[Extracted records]
★ ★ ★ ★ ★ ★ ★

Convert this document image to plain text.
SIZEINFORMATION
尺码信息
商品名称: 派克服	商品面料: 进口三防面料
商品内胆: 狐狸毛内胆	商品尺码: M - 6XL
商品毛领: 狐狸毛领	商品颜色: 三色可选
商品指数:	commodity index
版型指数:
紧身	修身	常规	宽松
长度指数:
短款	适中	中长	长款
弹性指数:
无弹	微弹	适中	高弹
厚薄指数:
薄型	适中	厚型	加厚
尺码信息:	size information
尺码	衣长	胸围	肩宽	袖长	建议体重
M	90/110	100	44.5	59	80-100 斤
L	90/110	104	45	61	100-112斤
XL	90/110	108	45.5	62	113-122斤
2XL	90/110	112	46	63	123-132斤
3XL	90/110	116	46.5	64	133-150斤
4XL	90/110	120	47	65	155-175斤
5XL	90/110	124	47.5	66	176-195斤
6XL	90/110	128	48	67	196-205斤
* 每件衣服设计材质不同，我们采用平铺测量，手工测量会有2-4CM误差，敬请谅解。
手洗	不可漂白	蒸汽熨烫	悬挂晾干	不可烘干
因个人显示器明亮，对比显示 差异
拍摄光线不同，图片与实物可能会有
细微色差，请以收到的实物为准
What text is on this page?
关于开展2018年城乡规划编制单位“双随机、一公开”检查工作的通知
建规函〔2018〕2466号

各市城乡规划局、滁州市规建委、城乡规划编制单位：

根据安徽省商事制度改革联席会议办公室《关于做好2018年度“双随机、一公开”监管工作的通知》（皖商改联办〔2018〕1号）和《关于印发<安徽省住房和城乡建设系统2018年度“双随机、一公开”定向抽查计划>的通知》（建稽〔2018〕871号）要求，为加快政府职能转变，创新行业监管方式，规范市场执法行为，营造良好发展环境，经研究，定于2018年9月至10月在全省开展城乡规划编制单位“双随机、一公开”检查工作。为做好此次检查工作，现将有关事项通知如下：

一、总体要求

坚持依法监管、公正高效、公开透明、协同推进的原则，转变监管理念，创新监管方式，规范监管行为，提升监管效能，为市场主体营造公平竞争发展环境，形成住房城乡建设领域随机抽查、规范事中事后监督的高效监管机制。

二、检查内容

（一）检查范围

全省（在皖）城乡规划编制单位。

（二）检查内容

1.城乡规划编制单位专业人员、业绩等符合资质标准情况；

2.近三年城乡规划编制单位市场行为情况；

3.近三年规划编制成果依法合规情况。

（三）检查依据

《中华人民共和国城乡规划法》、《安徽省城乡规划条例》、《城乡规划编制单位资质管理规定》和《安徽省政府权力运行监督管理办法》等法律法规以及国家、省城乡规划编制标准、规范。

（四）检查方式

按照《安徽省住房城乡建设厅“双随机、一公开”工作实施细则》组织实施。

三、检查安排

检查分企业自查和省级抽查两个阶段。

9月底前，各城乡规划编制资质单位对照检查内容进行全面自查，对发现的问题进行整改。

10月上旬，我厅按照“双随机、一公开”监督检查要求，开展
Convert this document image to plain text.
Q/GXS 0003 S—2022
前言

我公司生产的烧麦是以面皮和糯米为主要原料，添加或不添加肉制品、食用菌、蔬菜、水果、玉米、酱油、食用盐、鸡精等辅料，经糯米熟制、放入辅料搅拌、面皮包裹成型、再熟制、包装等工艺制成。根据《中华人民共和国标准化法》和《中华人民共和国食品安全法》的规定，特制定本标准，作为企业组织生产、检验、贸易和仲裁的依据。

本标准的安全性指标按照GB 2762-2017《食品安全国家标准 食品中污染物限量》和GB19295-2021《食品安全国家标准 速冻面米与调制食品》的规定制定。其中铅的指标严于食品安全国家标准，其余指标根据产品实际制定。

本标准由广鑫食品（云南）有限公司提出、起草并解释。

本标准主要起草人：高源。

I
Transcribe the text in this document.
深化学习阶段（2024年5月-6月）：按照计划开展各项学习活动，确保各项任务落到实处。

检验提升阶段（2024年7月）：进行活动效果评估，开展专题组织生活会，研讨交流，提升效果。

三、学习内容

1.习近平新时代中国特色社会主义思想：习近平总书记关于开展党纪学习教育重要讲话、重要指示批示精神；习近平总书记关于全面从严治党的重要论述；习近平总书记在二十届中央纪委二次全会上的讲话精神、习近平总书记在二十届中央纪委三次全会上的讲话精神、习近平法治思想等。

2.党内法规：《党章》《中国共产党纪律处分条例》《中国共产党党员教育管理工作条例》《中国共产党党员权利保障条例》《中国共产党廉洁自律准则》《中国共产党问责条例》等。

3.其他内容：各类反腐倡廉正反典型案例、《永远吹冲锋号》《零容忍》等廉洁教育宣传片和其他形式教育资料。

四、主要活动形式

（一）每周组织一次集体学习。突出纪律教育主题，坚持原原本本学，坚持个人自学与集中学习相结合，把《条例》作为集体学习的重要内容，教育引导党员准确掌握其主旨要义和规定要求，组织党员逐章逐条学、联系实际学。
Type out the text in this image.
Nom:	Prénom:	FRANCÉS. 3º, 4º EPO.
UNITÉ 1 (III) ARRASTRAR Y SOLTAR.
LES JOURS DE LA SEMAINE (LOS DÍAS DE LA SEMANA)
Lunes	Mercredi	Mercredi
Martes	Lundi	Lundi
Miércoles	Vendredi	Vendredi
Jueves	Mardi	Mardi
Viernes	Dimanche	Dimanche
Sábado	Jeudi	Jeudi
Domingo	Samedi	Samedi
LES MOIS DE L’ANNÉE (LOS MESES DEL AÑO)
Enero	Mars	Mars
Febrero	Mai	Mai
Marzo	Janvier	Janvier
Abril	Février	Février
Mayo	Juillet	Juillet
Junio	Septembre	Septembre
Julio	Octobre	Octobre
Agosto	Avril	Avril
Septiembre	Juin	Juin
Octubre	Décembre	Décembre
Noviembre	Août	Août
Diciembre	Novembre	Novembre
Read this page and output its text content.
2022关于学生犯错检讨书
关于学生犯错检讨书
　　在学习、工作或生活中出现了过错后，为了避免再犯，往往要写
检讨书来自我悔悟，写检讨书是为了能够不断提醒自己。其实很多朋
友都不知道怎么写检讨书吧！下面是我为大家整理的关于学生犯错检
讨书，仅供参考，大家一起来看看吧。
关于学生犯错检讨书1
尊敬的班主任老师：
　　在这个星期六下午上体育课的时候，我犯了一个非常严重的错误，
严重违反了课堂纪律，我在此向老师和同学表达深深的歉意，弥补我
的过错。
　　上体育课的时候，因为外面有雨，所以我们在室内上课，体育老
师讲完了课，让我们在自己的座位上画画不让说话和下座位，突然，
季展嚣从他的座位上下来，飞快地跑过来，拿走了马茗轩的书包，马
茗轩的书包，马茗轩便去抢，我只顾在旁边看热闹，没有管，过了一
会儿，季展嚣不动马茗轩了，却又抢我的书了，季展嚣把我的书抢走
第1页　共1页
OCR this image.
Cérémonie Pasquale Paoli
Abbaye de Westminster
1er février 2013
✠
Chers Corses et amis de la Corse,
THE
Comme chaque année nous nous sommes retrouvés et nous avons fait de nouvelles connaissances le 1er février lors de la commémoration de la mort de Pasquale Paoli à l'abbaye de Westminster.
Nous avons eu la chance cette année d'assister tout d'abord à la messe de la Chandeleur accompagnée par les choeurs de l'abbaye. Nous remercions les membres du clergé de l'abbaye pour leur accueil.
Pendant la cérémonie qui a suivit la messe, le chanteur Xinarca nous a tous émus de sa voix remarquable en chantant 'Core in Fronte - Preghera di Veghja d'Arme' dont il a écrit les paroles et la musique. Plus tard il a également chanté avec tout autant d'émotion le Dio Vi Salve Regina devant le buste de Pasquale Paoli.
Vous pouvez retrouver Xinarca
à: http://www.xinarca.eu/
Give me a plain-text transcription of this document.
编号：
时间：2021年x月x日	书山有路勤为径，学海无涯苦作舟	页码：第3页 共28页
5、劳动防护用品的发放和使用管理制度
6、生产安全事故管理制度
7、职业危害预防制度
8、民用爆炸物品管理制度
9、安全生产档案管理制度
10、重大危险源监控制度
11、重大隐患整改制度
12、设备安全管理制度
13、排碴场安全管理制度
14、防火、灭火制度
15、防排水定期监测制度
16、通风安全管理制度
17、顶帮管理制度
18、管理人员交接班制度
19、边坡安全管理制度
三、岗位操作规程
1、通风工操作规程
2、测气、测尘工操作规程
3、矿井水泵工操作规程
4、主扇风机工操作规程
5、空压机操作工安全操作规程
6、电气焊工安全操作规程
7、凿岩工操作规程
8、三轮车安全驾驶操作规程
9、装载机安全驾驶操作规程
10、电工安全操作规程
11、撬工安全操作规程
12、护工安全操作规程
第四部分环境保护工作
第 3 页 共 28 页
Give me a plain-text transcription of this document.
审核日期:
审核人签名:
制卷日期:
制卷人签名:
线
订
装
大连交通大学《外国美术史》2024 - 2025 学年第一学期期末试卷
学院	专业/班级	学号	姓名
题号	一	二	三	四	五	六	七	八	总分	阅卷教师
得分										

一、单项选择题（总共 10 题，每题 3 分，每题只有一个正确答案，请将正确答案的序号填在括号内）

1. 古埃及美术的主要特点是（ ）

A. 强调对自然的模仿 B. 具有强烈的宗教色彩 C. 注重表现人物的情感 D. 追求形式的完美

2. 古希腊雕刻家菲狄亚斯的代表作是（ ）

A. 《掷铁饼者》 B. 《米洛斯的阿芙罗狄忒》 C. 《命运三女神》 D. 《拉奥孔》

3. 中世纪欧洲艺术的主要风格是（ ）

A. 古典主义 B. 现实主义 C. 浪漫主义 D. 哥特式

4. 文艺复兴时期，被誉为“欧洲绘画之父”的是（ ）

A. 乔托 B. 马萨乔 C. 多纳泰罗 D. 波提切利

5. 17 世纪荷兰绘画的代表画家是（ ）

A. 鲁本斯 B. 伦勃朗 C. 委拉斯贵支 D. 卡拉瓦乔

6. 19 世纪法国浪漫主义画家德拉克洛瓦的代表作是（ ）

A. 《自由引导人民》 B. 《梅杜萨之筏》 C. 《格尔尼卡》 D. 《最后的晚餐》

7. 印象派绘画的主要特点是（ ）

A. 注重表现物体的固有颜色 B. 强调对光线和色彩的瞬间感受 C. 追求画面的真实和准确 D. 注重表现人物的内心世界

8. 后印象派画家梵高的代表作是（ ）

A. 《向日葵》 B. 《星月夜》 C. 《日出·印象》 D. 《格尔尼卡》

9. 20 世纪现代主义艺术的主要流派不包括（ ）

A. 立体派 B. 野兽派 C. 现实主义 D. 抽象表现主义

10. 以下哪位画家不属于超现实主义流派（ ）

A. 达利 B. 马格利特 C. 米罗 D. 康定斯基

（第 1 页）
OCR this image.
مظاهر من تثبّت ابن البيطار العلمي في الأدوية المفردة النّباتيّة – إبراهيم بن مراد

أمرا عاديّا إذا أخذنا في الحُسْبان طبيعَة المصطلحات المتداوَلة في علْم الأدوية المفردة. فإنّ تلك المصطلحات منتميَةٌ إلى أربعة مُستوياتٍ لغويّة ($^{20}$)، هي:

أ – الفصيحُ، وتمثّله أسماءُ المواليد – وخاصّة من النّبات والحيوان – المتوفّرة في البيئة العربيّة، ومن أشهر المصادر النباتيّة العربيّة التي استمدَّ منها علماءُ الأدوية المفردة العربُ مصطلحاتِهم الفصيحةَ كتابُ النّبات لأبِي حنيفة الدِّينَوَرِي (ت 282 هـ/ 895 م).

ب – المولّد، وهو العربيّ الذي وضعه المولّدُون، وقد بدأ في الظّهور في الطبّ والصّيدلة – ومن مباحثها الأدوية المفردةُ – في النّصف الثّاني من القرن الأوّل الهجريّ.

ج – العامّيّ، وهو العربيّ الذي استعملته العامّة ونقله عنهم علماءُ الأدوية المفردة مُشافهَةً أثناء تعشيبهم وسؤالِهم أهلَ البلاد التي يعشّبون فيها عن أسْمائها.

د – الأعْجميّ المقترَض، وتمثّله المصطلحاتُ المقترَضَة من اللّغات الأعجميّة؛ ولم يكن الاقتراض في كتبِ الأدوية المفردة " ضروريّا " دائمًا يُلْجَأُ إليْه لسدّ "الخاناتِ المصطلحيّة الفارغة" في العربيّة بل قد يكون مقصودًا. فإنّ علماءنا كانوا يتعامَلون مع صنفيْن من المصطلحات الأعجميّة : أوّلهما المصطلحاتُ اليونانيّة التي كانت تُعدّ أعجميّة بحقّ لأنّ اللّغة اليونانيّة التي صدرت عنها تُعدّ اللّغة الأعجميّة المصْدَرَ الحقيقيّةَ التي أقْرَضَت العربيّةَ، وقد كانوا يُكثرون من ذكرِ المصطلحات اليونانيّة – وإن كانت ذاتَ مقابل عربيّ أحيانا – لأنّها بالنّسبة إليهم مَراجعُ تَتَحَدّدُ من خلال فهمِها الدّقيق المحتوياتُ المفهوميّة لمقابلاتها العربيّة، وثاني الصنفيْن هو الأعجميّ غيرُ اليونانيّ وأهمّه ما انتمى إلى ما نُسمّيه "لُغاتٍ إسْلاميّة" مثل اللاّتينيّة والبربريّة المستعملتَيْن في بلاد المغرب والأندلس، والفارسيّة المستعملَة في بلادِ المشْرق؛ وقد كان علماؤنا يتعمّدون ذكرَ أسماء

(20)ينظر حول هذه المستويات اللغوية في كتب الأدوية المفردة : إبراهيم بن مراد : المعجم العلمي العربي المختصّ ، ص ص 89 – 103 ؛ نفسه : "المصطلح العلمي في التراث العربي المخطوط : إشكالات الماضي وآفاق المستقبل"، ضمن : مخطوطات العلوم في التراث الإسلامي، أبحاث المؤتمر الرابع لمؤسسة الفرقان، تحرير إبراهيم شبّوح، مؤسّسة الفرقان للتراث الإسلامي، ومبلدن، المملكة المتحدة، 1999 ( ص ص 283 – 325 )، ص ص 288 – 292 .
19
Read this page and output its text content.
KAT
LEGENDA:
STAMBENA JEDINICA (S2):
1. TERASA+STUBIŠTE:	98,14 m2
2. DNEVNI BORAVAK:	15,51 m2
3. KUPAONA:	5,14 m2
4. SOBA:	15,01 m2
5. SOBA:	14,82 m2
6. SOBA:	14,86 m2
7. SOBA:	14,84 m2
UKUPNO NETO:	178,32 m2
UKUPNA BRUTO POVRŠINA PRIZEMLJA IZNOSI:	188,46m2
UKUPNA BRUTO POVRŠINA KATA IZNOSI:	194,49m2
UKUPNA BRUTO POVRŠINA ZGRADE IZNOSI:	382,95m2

★ ★ ★ ★ ★ ★ ★

Locate the word "POVRŠINA" in the data above. Copy every line carrying it.

UKUPNA BRUTO POVRŠINA PRIZEMLJA IZNOSI:	188,46m2
UKUPNA BRUTO POVRŠINA KATA IZNOSI:	194,49m2
UKUPNA BRUTO POVRŠINA ZGRADE IZNOSI:	382,95m2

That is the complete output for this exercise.